**Set exercise:** Using the data below, copy each line that includes the word "werden".

╭──

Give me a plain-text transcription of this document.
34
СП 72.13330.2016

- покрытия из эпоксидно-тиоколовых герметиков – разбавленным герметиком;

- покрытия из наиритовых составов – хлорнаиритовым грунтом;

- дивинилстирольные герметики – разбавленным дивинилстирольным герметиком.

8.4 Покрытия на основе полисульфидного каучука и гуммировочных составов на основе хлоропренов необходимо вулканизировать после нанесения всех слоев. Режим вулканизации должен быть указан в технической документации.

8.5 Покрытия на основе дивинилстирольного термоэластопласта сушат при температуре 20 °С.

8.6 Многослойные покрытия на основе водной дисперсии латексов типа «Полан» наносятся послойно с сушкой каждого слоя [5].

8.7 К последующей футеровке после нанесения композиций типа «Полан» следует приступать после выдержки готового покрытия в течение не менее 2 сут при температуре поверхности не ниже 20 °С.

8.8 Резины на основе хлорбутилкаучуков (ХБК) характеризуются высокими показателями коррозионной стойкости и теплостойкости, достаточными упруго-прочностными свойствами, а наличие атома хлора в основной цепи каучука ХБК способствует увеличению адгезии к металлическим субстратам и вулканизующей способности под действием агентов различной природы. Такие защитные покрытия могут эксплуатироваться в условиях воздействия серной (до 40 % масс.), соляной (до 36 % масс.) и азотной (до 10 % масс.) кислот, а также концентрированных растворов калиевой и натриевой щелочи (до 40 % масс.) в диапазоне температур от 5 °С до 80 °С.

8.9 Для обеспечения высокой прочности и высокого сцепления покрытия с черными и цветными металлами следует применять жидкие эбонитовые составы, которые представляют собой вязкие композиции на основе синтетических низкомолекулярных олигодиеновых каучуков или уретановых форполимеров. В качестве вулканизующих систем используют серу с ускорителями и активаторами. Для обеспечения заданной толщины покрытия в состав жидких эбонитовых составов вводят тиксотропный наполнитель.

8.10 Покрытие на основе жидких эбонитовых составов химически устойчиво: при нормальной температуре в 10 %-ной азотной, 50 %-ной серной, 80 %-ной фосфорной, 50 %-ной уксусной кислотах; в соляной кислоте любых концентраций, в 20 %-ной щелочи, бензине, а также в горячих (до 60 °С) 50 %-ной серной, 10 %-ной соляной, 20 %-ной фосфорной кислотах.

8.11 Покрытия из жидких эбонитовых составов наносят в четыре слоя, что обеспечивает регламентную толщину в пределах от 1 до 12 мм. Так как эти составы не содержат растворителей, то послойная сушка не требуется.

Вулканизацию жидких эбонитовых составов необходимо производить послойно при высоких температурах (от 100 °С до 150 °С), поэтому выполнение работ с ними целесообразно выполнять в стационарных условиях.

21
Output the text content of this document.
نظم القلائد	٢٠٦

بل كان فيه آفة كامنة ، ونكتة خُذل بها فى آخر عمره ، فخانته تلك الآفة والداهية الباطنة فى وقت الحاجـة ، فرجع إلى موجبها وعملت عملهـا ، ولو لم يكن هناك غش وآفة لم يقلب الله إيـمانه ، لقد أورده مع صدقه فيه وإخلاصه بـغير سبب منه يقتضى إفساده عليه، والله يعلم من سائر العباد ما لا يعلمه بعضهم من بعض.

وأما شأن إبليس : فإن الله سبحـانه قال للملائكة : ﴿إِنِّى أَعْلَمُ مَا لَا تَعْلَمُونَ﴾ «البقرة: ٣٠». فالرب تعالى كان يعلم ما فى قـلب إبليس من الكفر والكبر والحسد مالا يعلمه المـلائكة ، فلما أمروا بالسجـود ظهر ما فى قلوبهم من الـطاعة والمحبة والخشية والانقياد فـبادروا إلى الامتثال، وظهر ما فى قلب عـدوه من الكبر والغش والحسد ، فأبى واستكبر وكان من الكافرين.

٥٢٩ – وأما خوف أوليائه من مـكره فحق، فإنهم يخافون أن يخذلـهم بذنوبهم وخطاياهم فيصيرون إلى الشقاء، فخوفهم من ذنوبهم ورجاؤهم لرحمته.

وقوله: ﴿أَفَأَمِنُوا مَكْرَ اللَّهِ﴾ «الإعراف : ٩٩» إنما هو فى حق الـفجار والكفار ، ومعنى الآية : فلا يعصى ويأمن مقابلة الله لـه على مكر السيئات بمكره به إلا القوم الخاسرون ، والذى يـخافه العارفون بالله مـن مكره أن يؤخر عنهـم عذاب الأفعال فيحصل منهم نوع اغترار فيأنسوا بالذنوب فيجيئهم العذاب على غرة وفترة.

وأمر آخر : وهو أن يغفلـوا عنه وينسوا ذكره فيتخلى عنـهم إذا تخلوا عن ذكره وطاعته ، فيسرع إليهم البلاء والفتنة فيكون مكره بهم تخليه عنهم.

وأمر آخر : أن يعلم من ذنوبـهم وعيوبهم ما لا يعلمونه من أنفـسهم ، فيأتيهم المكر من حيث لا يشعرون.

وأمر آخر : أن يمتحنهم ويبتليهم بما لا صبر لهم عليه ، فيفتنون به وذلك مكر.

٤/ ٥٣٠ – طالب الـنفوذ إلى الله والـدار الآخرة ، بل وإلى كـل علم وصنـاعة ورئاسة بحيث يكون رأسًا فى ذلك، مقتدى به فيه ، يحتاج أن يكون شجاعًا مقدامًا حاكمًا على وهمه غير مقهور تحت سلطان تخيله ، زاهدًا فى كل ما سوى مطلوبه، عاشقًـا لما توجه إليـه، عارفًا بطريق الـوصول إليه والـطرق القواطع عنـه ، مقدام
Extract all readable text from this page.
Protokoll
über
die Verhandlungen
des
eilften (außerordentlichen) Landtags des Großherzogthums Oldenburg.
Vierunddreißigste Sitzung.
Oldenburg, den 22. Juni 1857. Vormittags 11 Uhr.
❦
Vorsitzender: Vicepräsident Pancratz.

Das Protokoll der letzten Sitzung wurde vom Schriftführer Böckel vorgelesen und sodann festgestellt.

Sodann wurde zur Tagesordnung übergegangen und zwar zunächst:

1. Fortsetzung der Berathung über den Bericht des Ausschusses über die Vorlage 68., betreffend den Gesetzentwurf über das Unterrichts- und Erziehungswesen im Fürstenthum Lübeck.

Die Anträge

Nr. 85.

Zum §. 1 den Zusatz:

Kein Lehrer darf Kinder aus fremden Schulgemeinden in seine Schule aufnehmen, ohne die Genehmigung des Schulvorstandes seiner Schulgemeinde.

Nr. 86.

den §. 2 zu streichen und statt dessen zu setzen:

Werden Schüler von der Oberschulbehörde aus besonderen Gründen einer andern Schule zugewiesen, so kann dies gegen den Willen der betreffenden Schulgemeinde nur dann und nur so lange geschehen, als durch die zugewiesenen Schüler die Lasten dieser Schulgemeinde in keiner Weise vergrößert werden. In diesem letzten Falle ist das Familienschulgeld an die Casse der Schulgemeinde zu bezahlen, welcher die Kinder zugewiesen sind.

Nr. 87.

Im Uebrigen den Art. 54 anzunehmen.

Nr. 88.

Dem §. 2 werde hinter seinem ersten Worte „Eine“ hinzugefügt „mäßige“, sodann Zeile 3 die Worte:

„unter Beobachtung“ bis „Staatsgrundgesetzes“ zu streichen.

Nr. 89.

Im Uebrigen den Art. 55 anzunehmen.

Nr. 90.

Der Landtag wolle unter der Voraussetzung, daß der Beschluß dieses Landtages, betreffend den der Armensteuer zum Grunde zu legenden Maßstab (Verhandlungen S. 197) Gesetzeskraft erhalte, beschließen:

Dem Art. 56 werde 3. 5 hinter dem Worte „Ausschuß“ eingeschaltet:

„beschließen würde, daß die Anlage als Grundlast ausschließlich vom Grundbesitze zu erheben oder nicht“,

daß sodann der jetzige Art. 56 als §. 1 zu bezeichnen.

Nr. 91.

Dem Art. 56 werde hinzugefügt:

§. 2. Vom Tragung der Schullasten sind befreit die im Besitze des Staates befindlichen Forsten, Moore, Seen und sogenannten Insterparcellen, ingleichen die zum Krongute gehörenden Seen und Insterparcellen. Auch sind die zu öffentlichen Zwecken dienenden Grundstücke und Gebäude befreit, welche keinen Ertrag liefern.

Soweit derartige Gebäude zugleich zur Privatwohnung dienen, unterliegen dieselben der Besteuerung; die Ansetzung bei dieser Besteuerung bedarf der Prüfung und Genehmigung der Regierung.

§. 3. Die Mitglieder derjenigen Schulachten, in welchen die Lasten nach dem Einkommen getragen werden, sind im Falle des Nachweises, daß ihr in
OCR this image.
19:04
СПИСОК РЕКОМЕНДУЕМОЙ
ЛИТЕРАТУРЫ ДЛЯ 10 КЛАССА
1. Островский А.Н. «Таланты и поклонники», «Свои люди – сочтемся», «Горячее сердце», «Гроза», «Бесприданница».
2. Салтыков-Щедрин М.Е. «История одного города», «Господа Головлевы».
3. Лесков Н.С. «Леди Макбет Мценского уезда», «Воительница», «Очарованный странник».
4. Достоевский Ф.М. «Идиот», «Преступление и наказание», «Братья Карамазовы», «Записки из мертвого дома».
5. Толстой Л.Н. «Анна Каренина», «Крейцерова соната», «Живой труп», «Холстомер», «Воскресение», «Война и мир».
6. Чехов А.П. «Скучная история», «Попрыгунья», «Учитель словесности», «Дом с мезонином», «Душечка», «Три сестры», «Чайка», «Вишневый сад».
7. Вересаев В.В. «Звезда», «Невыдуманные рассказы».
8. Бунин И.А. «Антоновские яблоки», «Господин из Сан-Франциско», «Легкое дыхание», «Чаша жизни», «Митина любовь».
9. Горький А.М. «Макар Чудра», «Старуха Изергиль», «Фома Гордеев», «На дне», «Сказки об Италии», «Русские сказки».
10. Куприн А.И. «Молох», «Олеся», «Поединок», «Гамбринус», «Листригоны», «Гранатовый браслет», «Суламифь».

╰──

**Finished exercise:**
Werden Schüler von der Oberschulbehörde aus besonderen Gründen einer andern Schule zugewiesen, so kann dies gegen den Willen der betreffenden Schulgemeinde nur dann und nur so lange geschehen, als durch die zugewiesenen Schüler die Lasten dieser Schulgemeinde in keiner Weise vergrößert werden. In diesem letzten Falle ist das Familienschulgeld an die Casse der Schulgemeinde zu bezahlen, welcher die Kinder zugewiesen sind.
§. 3. Die Mitglieder derjenigen Schulachten, in welchen die Lasten nach dem Einkommen getragen werden, sind im Falle des Nachweises, daß ihr in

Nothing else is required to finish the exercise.